■ **VORLIEGENDER AUSZUG**
-- -- --
Josef blieb im Gefängnis, aber der HERR war mit ihm. 1. Mose 39,20.21

Das ist der irritierende Drehpunkt in der farbigen Erzählung,
wie Josef, nachdem er es zu hohem Ansehen gebracht hatte,
zu Unrecht eines sexuellen Übergriffs beschuldigt und deswegen
ins Gefängnis geworfen wird. Das Unrecht wird nicht
aufgedeckt. Josefs Unschuld wird nicht anerkannt, er wird
nicht freigelassen. Aber – oft kommt nach einem «Aber»
das Entscheidende – die Haft ist nicht ein Zeichen dafür,
dass Gott Josef verlassen hätte. Das Gefängnis ist im Gegenteil
der Ort, an dem Gott mit Josef ist – und wo Gott viel
mit ihm vorhat.
-- -- --
■ **ZEILEN**

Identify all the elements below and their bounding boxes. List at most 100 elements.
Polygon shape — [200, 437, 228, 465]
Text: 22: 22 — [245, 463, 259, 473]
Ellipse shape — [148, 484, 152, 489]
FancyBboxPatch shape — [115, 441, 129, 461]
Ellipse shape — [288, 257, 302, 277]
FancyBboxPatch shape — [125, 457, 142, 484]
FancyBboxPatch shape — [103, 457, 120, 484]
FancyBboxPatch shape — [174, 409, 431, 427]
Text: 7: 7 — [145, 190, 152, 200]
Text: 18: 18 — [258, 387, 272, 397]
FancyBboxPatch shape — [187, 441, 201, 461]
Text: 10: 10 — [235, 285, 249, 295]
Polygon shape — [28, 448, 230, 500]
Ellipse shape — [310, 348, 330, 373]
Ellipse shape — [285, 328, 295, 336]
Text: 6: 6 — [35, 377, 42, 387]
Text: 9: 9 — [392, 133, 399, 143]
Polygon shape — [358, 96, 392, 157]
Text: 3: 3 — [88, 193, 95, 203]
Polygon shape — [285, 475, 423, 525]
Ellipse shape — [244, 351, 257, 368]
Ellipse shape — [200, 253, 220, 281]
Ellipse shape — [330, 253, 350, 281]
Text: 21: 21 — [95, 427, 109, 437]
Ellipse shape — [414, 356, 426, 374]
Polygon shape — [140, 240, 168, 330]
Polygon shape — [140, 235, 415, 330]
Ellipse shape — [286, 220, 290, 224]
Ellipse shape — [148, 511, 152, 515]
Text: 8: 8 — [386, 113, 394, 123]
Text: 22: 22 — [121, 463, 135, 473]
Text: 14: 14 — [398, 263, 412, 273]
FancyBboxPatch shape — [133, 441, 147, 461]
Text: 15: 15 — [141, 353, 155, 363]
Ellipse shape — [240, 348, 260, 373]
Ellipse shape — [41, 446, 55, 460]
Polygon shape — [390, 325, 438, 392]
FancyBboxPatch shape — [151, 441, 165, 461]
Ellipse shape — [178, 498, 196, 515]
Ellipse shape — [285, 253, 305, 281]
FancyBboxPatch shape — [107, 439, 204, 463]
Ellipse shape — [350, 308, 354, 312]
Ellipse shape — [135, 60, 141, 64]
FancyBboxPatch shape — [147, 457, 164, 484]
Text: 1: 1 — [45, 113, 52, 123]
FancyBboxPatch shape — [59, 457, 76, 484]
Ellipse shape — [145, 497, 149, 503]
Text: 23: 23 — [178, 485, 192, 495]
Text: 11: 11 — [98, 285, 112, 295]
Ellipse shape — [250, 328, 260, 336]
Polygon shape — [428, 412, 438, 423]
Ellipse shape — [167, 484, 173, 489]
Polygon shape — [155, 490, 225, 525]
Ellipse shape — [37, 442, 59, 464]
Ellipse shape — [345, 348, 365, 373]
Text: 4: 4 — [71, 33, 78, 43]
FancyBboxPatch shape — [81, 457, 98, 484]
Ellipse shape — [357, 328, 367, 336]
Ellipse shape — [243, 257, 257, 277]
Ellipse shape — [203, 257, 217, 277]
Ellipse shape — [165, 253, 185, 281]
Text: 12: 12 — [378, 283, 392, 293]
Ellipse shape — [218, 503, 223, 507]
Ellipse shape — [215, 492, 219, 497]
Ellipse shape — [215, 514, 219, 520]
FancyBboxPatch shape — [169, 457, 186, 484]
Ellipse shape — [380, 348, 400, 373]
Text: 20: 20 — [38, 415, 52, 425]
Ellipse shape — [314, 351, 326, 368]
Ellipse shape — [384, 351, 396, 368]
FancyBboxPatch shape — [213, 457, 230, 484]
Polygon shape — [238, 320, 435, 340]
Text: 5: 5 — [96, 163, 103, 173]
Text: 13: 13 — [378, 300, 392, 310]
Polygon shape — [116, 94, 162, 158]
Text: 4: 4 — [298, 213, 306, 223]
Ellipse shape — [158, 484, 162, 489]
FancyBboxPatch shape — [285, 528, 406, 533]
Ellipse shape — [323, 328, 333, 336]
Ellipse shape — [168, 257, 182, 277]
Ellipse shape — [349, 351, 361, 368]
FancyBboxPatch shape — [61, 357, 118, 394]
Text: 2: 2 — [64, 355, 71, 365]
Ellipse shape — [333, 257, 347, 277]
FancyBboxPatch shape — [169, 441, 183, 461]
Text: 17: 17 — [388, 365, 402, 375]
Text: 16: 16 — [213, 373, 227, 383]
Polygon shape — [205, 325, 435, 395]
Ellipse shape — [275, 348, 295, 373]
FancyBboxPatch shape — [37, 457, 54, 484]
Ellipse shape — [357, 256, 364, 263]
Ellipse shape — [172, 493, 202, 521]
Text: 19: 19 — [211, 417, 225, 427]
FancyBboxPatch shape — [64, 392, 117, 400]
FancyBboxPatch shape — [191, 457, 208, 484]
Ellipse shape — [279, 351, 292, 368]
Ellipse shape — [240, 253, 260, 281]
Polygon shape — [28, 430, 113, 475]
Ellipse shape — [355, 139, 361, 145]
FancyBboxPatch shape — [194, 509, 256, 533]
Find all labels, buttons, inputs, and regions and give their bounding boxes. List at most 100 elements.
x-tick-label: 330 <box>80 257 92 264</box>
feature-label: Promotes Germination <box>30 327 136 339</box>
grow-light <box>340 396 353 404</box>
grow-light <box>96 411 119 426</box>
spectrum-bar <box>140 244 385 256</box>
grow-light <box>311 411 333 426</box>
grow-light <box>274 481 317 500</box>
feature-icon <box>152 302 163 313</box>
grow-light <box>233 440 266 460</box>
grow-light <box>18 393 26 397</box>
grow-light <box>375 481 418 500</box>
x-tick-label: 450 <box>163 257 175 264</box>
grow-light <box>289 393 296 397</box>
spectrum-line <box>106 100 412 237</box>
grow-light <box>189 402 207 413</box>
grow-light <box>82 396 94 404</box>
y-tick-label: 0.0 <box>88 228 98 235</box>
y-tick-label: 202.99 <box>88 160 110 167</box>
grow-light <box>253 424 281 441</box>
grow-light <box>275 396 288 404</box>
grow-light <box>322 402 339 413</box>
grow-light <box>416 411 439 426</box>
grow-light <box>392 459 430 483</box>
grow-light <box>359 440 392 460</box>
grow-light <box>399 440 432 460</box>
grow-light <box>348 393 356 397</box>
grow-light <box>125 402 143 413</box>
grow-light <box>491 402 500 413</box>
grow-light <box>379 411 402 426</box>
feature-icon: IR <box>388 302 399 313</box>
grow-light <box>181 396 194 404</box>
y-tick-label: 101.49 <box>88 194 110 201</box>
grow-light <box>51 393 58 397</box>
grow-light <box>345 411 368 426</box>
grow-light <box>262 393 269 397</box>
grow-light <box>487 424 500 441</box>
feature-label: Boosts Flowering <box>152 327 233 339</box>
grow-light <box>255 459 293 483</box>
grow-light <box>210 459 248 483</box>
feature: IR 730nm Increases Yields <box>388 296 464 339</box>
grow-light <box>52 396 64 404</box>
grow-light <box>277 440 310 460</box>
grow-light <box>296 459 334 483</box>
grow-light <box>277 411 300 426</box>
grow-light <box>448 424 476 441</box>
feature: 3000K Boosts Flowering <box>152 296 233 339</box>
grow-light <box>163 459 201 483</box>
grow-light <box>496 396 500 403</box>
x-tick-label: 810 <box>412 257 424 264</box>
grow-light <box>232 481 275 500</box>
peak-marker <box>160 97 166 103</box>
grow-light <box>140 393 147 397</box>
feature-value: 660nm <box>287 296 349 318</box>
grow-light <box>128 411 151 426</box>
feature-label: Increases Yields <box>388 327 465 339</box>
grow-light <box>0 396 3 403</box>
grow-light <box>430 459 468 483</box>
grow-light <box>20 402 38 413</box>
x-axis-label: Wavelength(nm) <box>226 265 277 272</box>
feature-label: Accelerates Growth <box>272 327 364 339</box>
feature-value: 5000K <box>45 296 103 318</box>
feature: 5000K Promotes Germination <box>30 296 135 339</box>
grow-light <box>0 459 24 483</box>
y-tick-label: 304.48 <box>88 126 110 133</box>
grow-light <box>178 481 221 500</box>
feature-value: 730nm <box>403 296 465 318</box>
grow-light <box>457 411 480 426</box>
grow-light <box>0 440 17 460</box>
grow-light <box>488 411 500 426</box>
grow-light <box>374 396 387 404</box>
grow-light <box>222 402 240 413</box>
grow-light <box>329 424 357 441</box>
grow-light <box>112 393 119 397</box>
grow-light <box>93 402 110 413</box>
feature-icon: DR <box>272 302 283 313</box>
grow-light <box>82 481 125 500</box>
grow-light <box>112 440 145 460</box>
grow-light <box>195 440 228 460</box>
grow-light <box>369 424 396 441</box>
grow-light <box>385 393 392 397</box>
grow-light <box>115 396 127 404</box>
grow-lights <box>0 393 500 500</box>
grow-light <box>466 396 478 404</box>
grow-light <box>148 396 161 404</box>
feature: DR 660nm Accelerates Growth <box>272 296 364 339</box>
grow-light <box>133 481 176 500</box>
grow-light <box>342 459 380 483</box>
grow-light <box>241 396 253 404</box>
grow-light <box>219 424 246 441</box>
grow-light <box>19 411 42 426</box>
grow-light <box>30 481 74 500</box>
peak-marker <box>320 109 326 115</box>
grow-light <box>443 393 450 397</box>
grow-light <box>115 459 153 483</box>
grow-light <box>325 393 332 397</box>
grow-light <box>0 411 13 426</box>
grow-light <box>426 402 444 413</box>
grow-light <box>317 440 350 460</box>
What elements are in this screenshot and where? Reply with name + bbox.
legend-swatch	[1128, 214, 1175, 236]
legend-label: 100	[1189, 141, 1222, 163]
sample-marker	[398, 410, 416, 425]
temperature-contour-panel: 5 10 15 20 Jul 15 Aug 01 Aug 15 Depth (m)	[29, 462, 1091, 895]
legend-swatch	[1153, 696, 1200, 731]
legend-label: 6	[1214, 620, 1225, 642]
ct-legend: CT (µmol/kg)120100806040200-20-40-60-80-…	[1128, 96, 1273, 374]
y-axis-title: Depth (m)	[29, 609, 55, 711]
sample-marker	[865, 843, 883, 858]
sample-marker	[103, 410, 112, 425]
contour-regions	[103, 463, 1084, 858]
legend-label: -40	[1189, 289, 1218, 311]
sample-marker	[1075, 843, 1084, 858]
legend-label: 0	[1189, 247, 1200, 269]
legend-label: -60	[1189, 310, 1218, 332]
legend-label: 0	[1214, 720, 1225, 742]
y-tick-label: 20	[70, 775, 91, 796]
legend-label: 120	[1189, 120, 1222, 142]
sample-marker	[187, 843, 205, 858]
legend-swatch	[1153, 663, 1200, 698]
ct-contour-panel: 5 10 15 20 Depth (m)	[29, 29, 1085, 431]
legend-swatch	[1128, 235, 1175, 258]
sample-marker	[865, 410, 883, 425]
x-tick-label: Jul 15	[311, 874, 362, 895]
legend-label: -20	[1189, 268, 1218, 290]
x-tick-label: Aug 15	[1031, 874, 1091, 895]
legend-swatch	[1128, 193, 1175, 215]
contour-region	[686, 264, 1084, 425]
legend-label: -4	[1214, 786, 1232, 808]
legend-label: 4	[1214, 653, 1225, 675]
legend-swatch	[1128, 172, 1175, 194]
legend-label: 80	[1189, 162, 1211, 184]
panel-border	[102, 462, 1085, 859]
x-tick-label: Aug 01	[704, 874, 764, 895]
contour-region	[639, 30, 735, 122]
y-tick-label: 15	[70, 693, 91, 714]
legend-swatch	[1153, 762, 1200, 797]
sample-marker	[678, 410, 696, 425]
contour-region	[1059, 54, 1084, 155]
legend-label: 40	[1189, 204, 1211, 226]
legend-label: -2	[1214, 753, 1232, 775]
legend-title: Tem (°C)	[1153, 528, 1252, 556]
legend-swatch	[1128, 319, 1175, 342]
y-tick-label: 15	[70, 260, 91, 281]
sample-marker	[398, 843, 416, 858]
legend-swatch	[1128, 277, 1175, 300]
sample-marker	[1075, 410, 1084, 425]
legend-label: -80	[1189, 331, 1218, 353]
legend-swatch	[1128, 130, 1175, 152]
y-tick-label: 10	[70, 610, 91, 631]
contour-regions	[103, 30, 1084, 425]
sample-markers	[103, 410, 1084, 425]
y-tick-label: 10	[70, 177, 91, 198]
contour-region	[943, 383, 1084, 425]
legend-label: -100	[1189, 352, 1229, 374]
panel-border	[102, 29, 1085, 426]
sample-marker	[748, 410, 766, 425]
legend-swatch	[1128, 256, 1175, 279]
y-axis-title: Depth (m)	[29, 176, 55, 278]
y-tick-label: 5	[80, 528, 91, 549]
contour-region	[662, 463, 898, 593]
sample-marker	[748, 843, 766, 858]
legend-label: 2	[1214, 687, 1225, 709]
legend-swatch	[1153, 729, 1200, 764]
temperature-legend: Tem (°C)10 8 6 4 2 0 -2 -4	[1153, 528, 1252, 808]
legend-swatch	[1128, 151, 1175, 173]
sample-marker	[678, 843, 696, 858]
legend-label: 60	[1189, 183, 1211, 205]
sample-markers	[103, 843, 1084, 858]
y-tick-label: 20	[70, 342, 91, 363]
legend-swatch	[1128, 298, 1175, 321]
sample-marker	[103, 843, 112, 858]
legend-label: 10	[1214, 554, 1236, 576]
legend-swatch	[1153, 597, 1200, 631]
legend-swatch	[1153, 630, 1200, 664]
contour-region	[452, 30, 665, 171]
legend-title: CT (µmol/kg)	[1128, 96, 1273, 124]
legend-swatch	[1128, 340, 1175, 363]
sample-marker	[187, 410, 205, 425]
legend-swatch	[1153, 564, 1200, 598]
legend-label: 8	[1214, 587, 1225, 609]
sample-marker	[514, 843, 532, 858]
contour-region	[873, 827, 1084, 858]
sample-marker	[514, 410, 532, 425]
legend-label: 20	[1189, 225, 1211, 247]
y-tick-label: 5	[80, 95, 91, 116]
-- -- --
■ **PFLICHTAUFGABE 1**
Wessen wird Josef im Text über Josef im Gefängnis zu Unrecht beschuldigt?
■ **PFLICHTAUFGABE 2**
Übernimm aus dem Text über Josef im Gefängnis wortgetreu alles von „Josef blieb im“ bis hinunter zu „mit ihm vorhat.“.
■ **PFLICHTAUFGABE 3**
Schreib den Text über Josef im Gefängnis im Anschluss an seinen letzten Satz weiter.

■ **ENDGÜLTIGE ANTWORT 1**
Eines sexuellen Übergriffs.

■ **ENDGÜLTIGE ANTWORT 2**
Josef blieb im Gefängnis, aber der HERR war mit ihm. 1. Mose 39,20.21

Das ist der irritierende Drehpunkt in der farbigen Erzählung,
wie Josef, nachdem er es zu hohem Ansehen gebracht hatte,
zu Unrecht eines sexuellen Übergriffs beschuldigt und deswegen
ins Gefängnis geworfen wird. Das Unrecht wird nicht
aufgedeckt. Josefs Unschuld wird nicht anerkannt, er wird
nicht freigelassen. Aber – oft kommt nach einem «Aber»
das Entscheidende – die Haft ist nicht ein Zeichen dafür,
dass Gott Josef verlassen hätte. Das Gefängnis ist im Gegenteil
der Ort, an dem Gott mit Josef ist – und wo Gott viel
mit ihm vorhat.

■ **ENDGÜLTIGE ANTWORT 3**
Wir glauben und bekennen, dass Gott mit allen ist, die
gefangen gehalten werden. Das bezeugt uns der gefangene,
gefolterte, hingerichtete Christus. Das soll uns aber nicht
dazu verführen, den Kampf gegen Folter und Willkür aufzugeben,
uns nicht für das Recht der Gefangenen und ihre
Befreiung einzusetzen. Sie sollen nicht verzweifeln müssen,
nicht am Unrecht zerbrechen, das ihnen angetan wird.
Neben der Losung steht indessen ein kurzer Text von Dietrich
Bonhoeffer. Mir kommt Nelson Mandela in den Sinn.
Oder Marie Durand in ihrem «Standhaftigkeitsturm», der
Tour de Constance. Sie stehen für das tiefe Geheimnis, dass
Gott manche nicht aus ihrer Bindung, ihrer Gefangenschaft
befreit, weil Gott – darin liegt die Irritation dieser Losung –
genau darin Erstaunliches bewirkt.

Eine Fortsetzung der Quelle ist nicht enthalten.